_WORK TO COMPLETE_: Within the records that follow, find every line containing the string "xlabel". Copy those lines.

[Data tied to figure images]

>> start

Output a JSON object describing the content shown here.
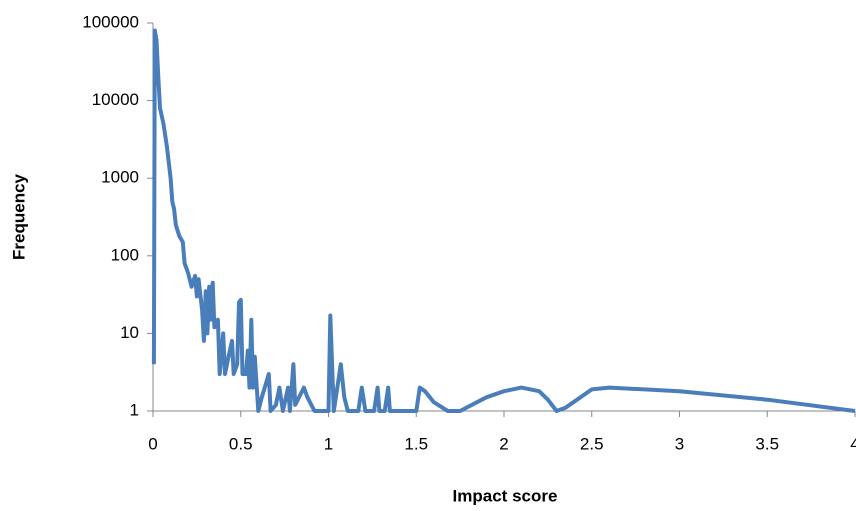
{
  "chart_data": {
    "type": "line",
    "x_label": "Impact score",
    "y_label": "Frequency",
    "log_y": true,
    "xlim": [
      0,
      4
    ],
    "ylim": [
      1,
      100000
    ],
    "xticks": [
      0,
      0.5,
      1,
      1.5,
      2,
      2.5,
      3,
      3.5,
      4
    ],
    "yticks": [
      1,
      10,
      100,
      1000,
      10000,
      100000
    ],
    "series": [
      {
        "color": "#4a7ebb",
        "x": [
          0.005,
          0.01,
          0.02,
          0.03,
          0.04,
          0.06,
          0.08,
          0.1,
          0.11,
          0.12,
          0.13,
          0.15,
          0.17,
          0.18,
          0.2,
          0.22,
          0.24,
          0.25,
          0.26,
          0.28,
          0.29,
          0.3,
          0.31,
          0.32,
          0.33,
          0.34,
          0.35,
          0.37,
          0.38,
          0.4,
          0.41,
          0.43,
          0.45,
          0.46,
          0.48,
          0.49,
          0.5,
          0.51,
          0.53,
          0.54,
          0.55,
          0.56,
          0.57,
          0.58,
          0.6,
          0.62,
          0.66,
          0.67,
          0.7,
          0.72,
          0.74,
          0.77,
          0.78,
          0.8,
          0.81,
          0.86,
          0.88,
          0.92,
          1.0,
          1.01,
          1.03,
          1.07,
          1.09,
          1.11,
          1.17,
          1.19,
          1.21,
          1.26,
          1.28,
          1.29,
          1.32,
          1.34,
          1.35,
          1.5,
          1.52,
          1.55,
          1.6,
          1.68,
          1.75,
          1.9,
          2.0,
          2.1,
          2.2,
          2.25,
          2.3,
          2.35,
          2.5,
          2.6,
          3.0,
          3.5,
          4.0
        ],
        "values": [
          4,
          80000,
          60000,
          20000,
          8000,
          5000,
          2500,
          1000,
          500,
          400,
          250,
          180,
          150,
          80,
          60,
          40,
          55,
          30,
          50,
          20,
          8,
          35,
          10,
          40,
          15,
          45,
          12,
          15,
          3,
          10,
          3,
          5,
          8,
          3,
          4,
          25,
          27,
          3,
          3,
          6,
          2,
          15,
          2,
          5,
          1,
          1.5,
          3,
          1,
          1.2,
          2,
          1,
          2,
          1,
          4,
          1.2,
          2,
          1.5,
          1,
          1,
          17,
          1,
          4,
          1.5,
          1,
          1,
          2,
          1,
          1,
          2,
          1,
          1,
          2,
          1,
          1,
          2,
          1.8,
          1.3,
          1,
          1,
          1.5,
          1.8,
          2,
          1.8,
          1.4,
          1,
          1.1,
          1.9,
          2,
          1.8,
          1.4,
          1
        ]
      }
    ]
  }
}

>> end
>> start

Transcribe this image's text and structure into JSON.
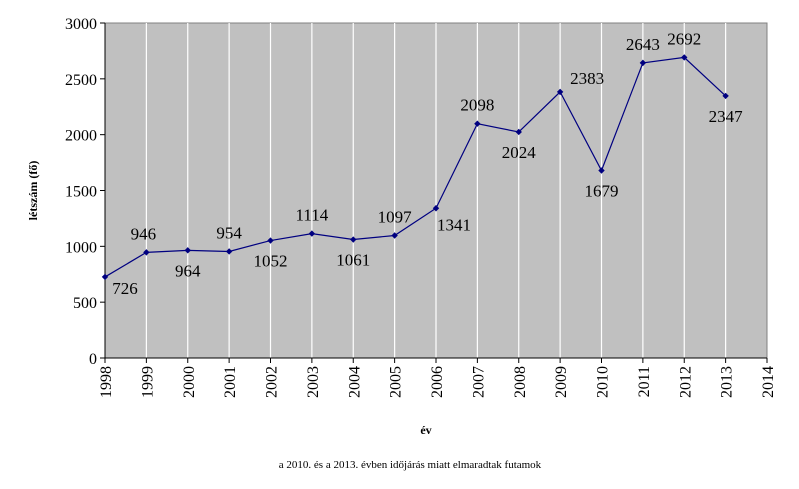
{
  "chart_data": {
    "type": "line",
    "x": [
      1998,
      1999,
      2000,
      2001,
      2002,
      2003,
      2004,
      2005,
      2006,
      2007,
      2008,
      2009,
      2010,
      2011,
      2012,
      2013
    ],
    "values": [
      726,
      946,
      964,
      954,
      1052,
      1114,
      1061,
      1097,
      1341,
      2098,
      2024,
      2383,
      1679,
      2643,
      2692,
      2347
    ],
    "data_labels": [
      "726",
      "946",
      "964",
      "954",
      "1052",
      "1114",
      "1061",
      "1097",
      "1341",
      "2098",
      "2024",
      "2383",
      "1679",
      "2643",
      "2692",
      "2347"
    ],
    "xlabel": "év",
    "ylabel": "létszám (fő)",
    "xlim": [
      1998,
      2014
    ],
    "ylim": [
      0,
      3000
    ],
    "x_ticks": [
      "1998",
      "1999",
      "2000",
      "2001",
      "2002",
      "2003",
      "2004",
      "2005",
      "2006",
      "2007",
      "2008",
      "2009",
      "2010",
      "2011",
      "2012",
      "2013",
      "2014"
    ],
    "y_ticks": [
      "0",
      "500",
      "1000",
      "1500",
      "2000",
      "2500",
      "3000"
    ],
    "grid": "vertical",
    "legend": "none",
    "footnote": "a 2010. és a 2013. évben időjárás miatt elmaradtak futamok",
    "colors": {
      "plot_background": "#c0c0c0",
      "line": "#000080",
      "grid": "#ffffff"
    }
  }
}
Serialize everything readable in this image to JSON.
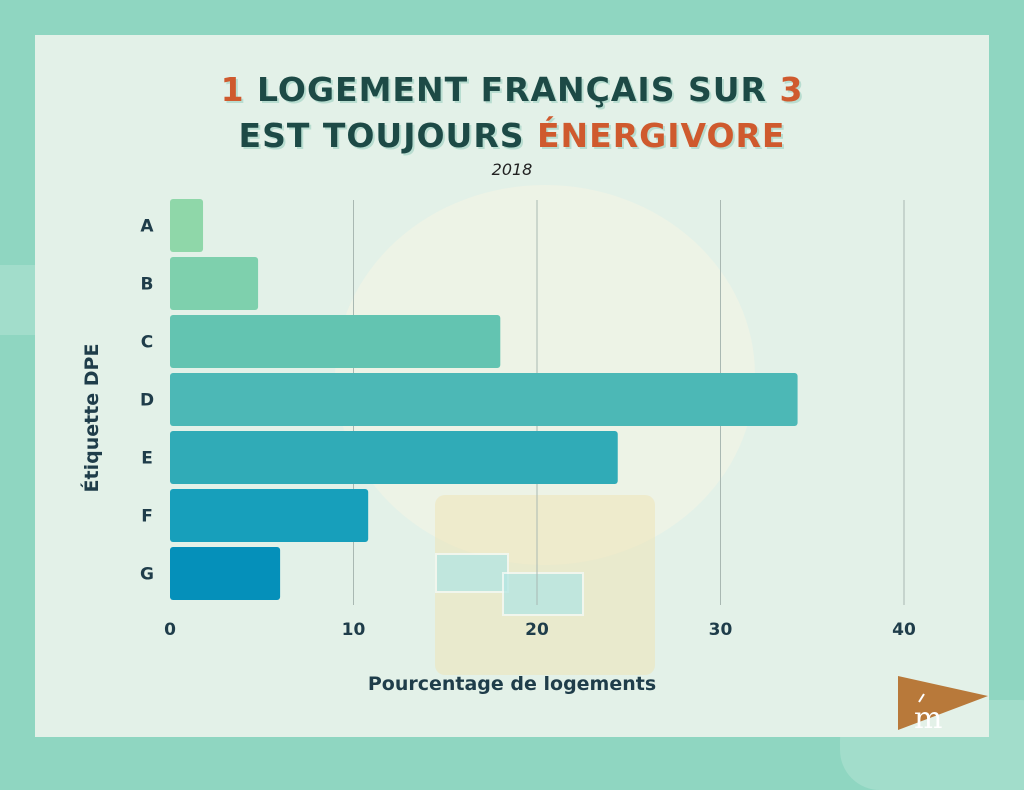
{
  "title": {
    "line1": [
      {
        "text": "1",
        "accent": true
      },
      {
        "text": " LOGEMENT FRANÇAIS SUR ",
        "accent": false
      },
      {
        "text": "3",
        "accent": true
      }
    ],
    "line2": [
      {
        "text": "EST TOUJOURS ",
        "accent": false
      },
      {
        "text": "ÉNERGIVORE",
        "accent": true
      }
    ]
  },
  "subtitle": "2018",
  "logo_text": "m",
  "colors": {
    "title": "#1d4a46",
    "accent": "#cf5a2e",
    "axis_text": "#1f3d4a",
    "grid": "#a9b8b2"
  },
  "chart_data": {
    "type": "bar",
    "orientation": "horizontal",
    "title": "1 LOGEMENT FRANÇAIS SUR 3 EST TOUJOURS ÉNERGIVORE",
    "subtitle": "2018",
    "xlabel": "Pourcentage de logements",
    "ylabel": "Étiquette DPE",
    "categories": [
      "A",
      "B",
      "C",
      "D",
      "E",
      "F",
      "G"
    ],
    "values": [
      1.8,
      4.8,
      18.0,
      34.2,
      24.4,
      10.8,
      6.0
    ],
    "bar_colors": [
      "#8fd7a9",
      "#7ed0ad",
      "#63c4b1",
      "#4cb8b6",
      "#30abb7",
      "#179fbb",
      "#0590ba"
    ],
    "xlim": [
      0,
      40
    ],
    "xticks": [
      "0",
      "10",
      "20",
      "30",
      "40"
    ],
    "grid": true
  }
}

>> end

_SOLUTION FOR THIS PROBLEM_:
    "xlabel": "év",
    "xlabel": "Pourcentage de logements",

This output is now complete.